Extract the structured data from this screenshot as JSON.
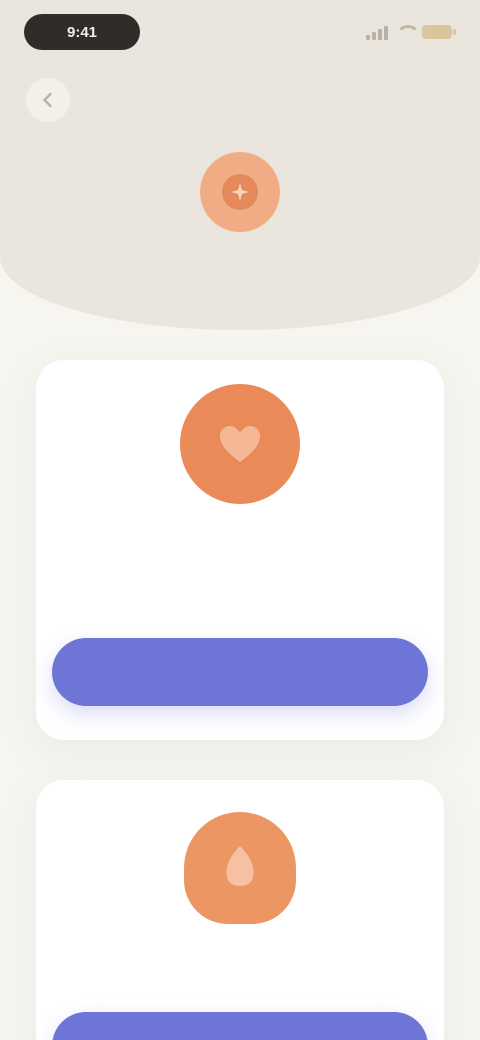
{
  "colors": {
    "background": "#f7f5f0",
    "hero": "#ebe6dd",
    "accent_orange": "#e98a58",
    "primary_button": "#6f75d6",
    "card": "#ffffff"
  },
  "status_bar": {
    "time": "9:41"
  },
  "header": {
    "back_icon": "chevron-left-icon",
    "brand_icon": "sparkle-icon",
    "title": "",
    "subtitle": ""
  },
  "cards": [
    {
      "icon": "heart-icon",
      "title": "",
      "description": "",
      "button_label": ""
    },
    {
      "icon": "leaf-icon",
      "title": "",
      "description": "",
      "button_label": ""
    }
  ]
}
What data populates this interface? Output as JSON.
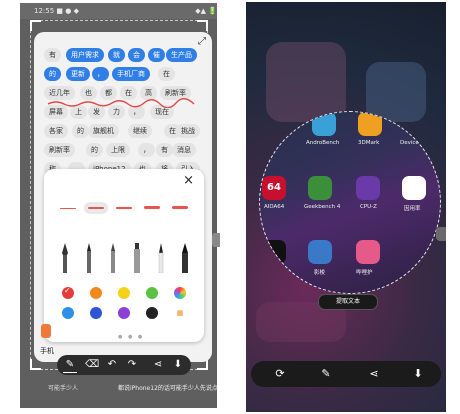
{
  "left": {
    "status_left": "12:55 ■ ● ◆",
    "status_right": "◆▲ 🔋",
    "expand_icon": "expand-icon",
    "tokens_row1": [
      "有",
      "用户需求",
      "就",
      "会",
      "催",
      "生产品"
    ],
    "tokens_row2": [
      "的",
      "更新",
      "，",
      "手机厂商",
      "在"
    ],
    "tokens_row3": [
      "近几年",
      "也",
      "都",
      "在",
      "高",
      "刷新率"
    ],
    "tokens_row4": [
      "屏幕",
      "上",
      "发",
      "力",
      "，",
      "现在"
    ],
    "tokens_row5": [
      "各家",
      "的",
      "旗舰机",
      "继续",
      "在",
      "挑战"
    ],
    "tokens_row6": [
      "刷新率",
      "的",
      "上限",
      "，",
      "有",
      "消息"
    ],
    "tokens_row7": [
      "称",
      "，",
      "iPhone12",
      "也",
      "将",
      "引入"
    ],
    "close_symbol": "×",
    "page_dots": "● ● ●",
    "under_text": "手机",
    "caption1": "可能手少人",
    "caption2": "都说iPhone12的话可能手少人先说点的话",
    "swatch_colors": [
      "#e43b3b",
      "#f08a1e",
      "#f4d21c",
      "#5cc244",
      "#2f8ee8",
      "#2f55d6",
      "#8a3fd6",
      "#222222"
    ]
  },
  "right": {
    "apps_row1": [
      {
        "label": "AndroBench",
        "color": "#3aa0d8"
      },
      {
        "label": "3DMark",
        "color": "#f0a020"
      },
      {
        "label": "Device Info",
        "color": "#2a4a9a"
      }
    ],
    "apps_row2": [
      {
        "label": "AIDA64",
        "color": "#c8102e",
        "text": "64"
      },
      {
        "label": "Geekbench 4",
        "color": "#3b8f3b"
      },
      {
        "label": "CPU-Z",
        "color": "#6a3aa8"
      },
      {
        "label": "因用率",
        "color": "#ffffff"
      }
    ],
    "apps_row3": [
      {
        "label": "",
        "color": "#111111"
      },
      {
        "label": "影梭",
        "color": "#3a78c8"
      },
      {
        "label": "哔哩护",
        "color": "#e65a8a"
      }
    ],
    "extract_label": "提取文本"
  }
}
-.-.-
Do this:
Check each line of the records for "icon" and copy the ones that contain it.

Final answer:
    "back_icon": "chevron-left-icon",
    "brand_icon": "sparkle-icon",
      "icon": "heart-icon",
      "icon": "leaf-icon",
    "expand_icon": "expand-icon",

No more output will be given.